::: RECORDS FOR THE TASK
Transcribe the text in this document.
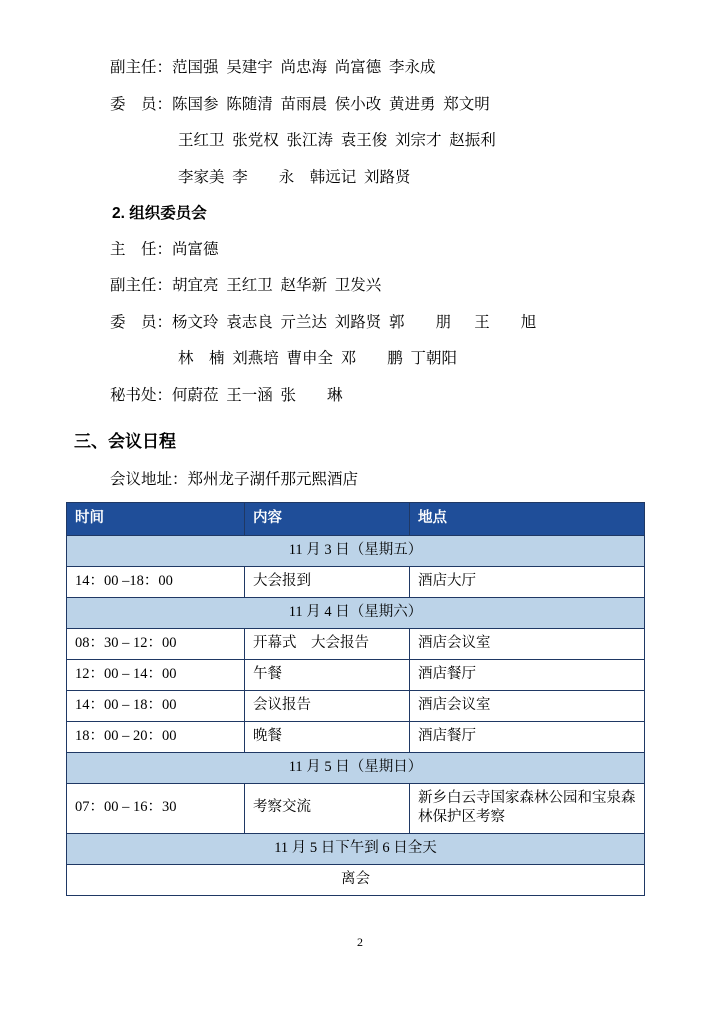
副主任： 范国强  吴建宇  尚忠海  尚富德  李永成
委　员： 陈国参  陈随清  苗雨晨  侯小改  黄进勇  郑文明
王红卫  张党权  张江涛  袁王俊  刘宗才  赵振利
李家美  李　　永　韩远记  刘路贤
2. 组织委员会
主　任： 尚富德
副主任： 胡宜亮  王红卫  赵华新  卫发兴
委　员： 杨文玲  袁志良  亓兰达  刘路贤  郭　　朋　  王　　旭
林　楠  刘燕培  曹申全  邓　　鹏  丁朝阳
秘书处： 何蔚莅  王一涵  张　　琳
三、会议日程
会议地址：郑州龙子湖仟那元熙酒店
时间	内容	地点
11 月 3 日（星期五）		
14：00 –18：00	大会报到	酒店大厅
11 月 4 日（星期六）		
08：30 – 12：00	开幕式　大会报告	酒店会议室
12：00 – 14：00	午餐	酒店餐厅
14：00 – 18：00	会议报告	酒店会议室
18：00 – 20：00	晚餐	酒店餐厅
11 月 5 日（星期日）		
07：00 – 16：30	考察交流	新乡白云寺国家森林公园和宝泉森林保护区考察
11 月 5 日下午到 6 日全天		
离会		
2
::::::
» **PROBLEM**: Find each line holding the word "酒店会议室" and copy it.

» **RESULT FOR THIS TASK**:
08：30 – 12：00	开幕式　大会报告	酒店会议室
14：00 – 18：00	会议报告	酒店会议室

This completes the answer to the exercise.